§ Listed entries:

• • • • •

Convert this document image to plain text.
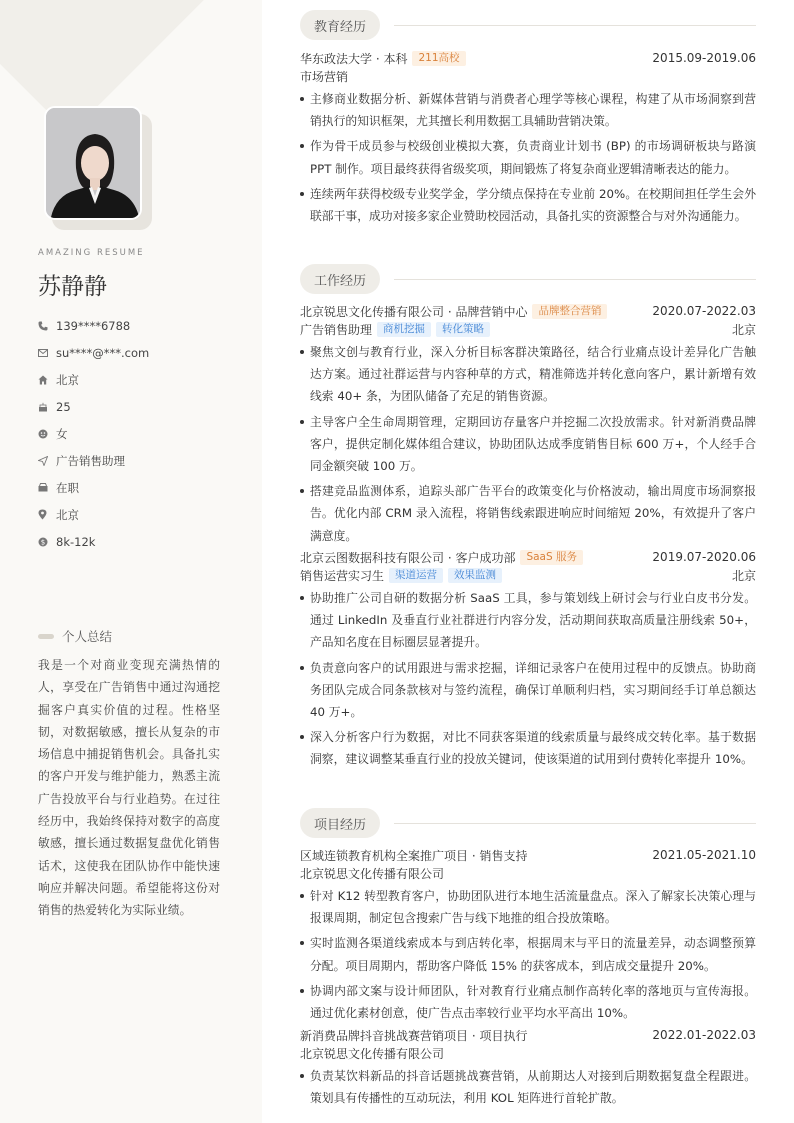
AMAZING RESUME
苏静静
139****6788
su****@***.com
北京
25
女
广告销售助理
在职
北京
$ 8k-12k
个人总结
我是一个对商业变现充满热情的人，享受在广告销售中通过沟通挖掘客户真实价值的过程。性格坚韧，对数据敏感，擅长从复杂的市场信息中捕捉销售机会。具备扎实的客户开发与维护能力，熟悉主流广告投放平台与行业趋势。在过往经历中，我始终保持对数字的高度敏感，擅长通过数据复盘优化销售话术，这使我在团队协作中能快速响应并解决问题。希望能将这份对销售的热爱转化为实际业绩。
教育经历
华东政法大学 · 本科	211高校	2015.09-2019.06
市场营销
主修商业数据分析、新媒体营销与消费者心理学等核心课程，构建了从市场洞察到营销执行的知识框架，尤其擅长利用数据工具辅助营销决策。
作为骨干成员参与校级创业模拟大赛，负责商业计划书 (BP) 的市场调研板块与路演 PPT 制作。项目最终获得省级奖项，期间锻炼了将复杂商业逻辑清晰表达的能力。
连续两年获得校级专业奖学金，学分绩点保持在专业前 20%。在校期间担任学生会外联部干事，成功对接多家企业赞助校园活动，具备扎实的资源整合与对外沟通能力。
工作经历
北京锐思文化传播有限公司 · 品牌营销中心	品牌整合营销	2020.07-2022.03
广告销售助理	商机挖掘	转化策略	北京
聚焦文创与教育行业，深入分析目标客群决策路径，结合行业痛点设计差异化广告触达方案。通过社群运营与内容种草的方式，精准筛选并转化意向客户，累计新增有效线索 40+ 条，为团队储备了充足的销售资源。
主导客户全生命周期管理，定期回访存量客户并挖掘二次投放需求。针对新消费品牌客户，提供定制化媒体组合建议，协助团队达成季度销售目标 600 万+，个人经手合同金额突破 100 万。
搭建竞品监测体系，追踪头部广告平台的政策变化与价格波动，输出周度市场洞察报告。优化内部 CRM 录入流程，将销售线索跟进响应时间缩短 20%，有效提升了客户满意度。
北京云图数据科技有限公司 · 客户成功部	SaaS 服务	2019.07-2020.06
销售运营实习生	渠道运营	效果监测	北京
协助推广公司自研的数据分析 SaaS 工具，参与策划线上研讨会与行业白皮书分发。通过 LinkedIn 及垂直行业社群进行内容分发，活动期间获取高质量注册线索 50+，产品知名度在目标圈层显著提升。
负责意向客户的试用跟进与需求挖掘，详细记录客户在使用过程中的反馈点。协助商务团队完成合同条款核对与签约流程，确保订单顺利归档，实习期间经手订单总额达 40 万+。
深入分析客户行为数据，对比不同获客渠道的线索质量与最终成交转化率。基于数据洞察，建议调整某垂直行业的投放关键词，使该渠道的试用到付费转化率提升 10%。
项目经历
区域连锁教育机构全案推广项目 · 销售支持	2021.05-2021.10
北京锐思文化传播有限公司
针对 K12 转型教育客户，协助团队进行本地生活流量盘点。深入了解家长决策心理与报课周期，制定包含搜索广告与线下地推的组合投放策略。
实时监测各渠道线索成本与到店转化率，根据周末与平日的流量差异，动态调整预算分配。项目周期内，帮助客户降低 15% 的获客成本，到店成交量提升 20%。
协调内部文案与设计师团队，针对教育行业痛点制作高转化率的落地页与宣传海报。通过优化素材创意，使广告点击率较行业平均水平高出 10%。
新消费品牌抖音挑战赛营销项目 · 项目执行	2022.01-2022.03
北京锐思文化传播有限公司
负责某饮料新品的抖音话题挑战赛营销，从前期达人对接到后期数据复盘全程跟进。策划具有传播性的互动玩法，利用 KOL 矩阵进行首轮扩散。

• • • • •

§ Problem requirements: Which lines contain "SaaS"? Copy each of them.

§ Result:
北京云图数据科技有限公司 · 客户成功部	SaaS 服务	2019.07-2020.06
协助推广公司自研的数据分析 SaaS 工具，参与策划线上研讨会与行业白皮书分发。通过 LinkedIn 及垂直行业社群进行内容分发，活动期间获取高质量注册线索 50+，产品知名度在目标圈层显著提升。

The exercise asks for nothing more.